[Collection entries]

[start]

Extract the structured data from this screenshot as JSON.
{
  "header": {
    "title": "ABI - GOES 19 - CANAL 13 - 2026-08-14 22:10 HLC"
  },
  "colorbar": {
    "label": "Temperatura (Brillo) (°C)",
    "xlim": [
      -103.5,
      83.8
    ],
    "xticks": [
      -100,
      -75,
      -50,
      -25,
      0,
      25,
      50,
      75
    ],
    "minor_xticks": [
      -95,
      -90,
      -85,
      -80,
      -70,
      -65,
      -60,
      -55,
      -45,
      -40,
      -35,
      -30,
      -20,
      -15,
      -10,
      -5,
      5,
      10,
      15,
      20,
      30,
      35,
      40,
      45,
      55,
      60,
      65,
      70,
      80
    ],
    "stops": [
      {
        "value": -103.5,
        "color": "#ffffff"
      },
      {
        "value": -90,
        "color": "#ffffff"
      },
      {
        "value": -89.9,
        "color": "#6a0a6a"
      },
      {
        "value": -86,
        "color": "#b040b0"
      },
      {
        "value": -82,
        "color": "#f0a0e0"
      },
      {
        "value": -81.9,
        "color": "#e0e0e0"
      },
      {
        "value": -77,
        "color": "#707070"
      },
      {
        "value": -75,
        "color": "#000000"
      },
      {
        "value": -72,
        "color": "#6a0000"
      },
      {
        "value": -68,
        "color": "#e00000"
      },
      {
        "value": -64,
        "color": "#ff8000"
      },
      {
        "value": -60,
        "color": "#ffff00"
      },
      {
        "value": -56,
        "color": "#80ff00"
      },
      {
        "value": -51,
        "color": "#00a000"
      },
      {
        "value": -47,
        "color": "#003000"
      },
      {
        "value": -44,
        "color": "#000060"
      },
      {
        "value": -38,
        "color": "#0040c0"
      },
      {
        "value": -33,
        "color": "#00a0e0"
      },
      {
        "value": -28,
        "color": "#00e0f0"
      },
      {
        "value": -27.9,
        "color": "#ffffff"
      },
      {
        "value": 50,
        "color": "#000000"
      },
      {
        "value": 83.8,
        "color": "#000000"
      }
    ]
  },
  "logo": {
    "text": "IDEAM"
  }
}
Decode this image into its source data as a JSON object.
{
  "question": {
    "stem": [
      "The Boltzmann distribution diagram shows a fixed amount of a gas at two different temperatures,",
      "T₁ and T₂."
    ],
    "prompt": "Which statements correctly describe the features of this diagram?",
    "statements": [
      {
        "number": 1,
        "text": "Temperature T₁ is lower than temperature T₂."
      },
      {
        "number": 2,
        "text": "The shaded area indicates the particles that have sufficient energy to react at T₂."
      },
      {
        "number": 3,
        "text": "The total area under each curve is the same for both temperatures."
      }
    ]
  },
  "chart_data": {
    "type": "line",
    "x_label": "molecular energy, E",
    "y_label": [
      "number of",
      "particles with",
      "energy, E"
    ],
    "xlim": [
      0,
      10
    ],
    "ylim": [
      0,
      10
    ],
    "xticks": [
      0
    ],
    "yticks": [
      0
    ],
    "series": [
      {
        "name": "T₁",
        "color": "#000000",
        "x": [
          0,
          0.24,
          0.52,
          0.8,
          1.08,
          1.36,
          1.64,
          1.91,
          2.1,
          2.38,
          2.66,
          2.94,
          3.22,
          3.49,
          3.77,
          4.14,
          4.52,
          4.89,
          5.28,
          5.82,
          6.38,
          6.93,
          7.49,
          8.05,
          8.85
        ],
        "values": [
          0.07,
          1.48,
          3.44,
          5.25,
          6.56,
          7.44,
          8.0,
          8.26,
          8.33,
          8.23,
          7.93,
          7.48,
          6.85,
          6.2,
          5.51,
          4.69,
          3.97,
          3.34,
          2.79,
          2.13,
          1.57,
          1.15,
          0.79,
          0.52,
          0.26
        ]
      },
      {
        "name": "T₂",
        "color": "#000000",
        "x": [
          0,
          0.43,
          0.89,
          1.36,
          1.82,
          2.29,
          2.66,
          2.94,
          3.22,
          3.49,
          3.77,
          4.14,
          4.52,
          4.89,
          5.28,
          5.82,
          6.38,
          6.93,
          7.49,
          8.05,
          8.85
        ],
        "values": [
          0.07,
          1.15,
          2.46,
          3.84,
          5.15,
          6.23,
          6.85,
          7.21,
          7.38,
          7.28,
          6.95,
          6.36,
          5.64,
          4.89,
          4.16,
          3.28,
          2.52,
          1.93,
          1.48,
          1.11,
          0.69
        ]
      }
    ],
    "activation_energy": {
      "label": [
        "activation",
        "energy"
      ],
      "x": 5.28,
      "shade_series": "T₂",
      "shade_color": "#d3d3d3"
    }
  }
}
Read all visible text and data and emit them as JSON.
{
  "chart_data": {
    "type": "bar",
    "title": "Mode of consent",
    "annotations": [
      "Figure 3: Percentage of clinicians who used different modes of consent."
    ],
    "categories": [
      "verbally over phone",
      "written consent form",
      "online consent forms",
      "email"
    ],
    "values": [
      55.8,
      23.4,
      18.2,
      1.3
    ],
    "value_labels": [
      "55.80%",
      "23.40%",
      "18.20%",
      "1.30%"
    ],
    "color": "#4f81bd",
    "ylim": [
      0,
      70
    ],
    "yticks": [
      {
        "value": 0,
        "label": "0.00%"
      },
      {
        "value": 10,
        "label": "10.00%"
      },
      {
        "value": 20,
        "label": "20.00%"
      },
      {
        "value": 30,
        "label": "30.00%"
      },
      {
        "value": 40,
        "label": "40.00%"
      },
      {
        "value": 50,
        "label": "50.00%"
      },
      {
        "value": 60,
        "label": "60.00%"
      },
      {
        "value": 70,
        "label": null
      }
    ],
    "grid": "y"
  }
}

[end]

[SET EXERCISE] Transcribe every line of the data, exactly as it stands.

[OUTPUT OF THE EXERCISE]
Extract the structured data from this screenshot as JSON.
{
  "header": {
    "title": "ABI - GOES 19 - CANAL 13 - 2026-08-14 22:10 HLC"
  },
  "colorbar": {
    "label": "Temperatura (Brillo) (°C)",
    "xlim": [
      -103.5,
      83.8
    ],
    "xticks": [
      -100,
      -75,
      -50,
      -25,
      0,
      25,
      50,
      75
    ],
    "minor_xticks": [
      -95,
      -90,
      -85,
      -80,
      -70,
      -65,
      -60,
      -55,
      -45,
      -40,
      -35,
      -30,
      -20,
      -15,
      -10,
      -5,
      5,
      10,
      15,
      20,
      30,
      35,
      40,
      45,
      55,
      60,
      65,
      70,
      80
    ],
    "stops": [
      {
        "value": -103.5,
        "color": "#ffffff"
      },
      {
        "value": -90,
        "color": "#ffffff"
      },
      {
        "value": -89.9,
        "color": "#6a0a6a"
      },
      {
        "value": -86,
        "color": "#b040b0"
      },
      {
        "value": -82,
        "color": "#f0a0e0"
      },
      {
        "value": -81.9,
        "color": "#e0e0e0"
      },
      {
        "value": -77,
        "color": "#707070"
      },
      {
        "value": -75,
        "color": "#000000"
      },
      {
        "value": -72,
        "color": "#6a0000"
      },
      {
        "value": -68,
        "color": "#e00000"
      },
      {
        "value": -64,
        "color": "#ff8000"
      },
      {
        "value": -60,
        "color": "#ffff00"
      },
      {
        "value": -56,
        "color": "#80ff00"
      },
      {
        "value": -51,
        "color": "#00a000"
      },
      {
        "value": -47,
        "color": "#003000"
      },
      {
        "value": -44,
        "color": "#000060"
      },
      {
        "value": -38,
        "color": "#0040c0"
      },
      {
        "value": -33,
        "color": "#00a0e0"
      },
      {
        "value": -28,
        "color": "#00e0f0"
      },
      {
        "value": -27.9,
        "color": "#ffffff"
      },
      {
        "value": 50,
        "color": "#000000"
      },
      {
        "value": 83.8,
        "color": "#000000"
      }
    ]
  },
  "logo": {
    "text": "IDEAM"
  }
}
Decode this image into its source data as a JSON object.
{
  "question": {
    "stem": [
      "The Boltzmann distribution diagram shows a fixed amount of a gas at two different temperatures,",
      "T₁ and T₂."
    ],
    "prompt": "Which statements correctly describe the features of this diagram?",
    "statements": [
      {
        "number": 1,
        "text": "Temperature T₁ is lower than temperature T₂."
      },
      {
        "number": 2,
        "text": "The shaded area indicates the particles that have sufficient energy to react at T₂."
      },
      {
        "number": 3,
        "text": "The total area under each curve is the same for both temperatures."
      }
    ]
  },
  "chart_data": {
    "type": "line",
    "x_label": "molecular energy, E",
    "y_label": [
      "number of",
      "particles with",
      "energy, E"
    ],
    "xlim": [
      0,
      10
    ],
    "ylim": [
      0,
      10
    ],
    "xticks": [
      0
    ],
    "yticks": [
      0
    ],
    "series": [
      {
        "name": "T₁",
        "color": "#000000",
        "x": [
          0,
          0.24,
          0.52,
          0.8,
          1.08,
          1.36,
          1.64,
          1.91,
          2.1,
          2.38,
          2.66,
          2.94,
          3.22,
          3.49,
          3.77,
          4.14,
          4.52,
          4.89,
          5.28,
          5.82,
          6.38,
          6.93,
          7.49,
          8.05,
          8.85
        ],
        "values": [
          0.07,
          1.48,
          3.44,
          5.25,
          6.56,
          7.44,
          8.0,
          8.26,
          8.33,
          8.23,
          7.93,
          7.48,
          6.85,
          6.2,
          5.51,
          4.69,
          3.97,
          3.34,
          2.79,
          2.13,
          1.57,
          1.15,
          0.79,
          0.52,
          0.26
        ]
      },
      {
        "name": "T₂",
        "color": "#000000",
        "x": [
          0,
          0.43,
          0.89,
          1.36,
          1.82,
          2.29,
          2.66,
          2.94,
          3.22,
          3.49,
          3.77,
          4.14,
          4.52,
          4.89,
          5.28,
          5.82,
          6.38,
          6.93,
          7.49,
          8.05,
          8.85
        ],
        "values": [
          0.07,
          1.15,
          2.46,
          3.84,
          5.15,
          6.23,
          6.85,
          7.21,
          7.38,
          7.28,
          6.95,
          6.36,
          5.64,
          4.89,
          4.16,
          3.28,
          2.52,
          1.93,
          1.48,
          1.11,
          0.69
        ]
      }
    ],
    "activation_energy": {
      "label": [
        "activation",
        "energy"
      ],
      "x": 5.28,
      "shade_series": "T₂",
      "shade_color": "#d3d3d3"
    }
  }
}
Read all visible text and data and emit them as JSON.
{
  "chart_data": {
    "type": "bar",
    "title": "Mode of consent",
    "annotations": [
      "Figure 3: Percentage of clinicians who used different modes of consent."
    ],
    "categories": [
      "verbally over phone",
      "written consent form",
      "online consent forms",
      "email"
    ],
    "values": [
      55.8,
      23.4,
      18.2,
      1.3
    ],
    "value_labels": [
      "55.80%",
      "23.40%",
      "18.20%",
      "1.30%"
    ],
    "color": "#4f81bd",
    "ylim": [
      0,
      70
    ],
    "yticks": [
      {
        "value": 0,
        "label": "0.00%"
      },
      {
        "value": 10,
        "label": "10.00%"
      },
      {
        "value": 20,
        "label": "20.00%"
      },
      {
        "value": 30,
        "label": "30.00%"
      },
      {
        "value": 40,
        "label": "40.00%"
      },
      {
        "value": 50,
        "label": "50.00%"
      },
      {
        "value": 60,
        "label": "60.00%"
      },
      {
        "value": 70,
        "label": null
      }
    ],
    "grid": "y"
  }
}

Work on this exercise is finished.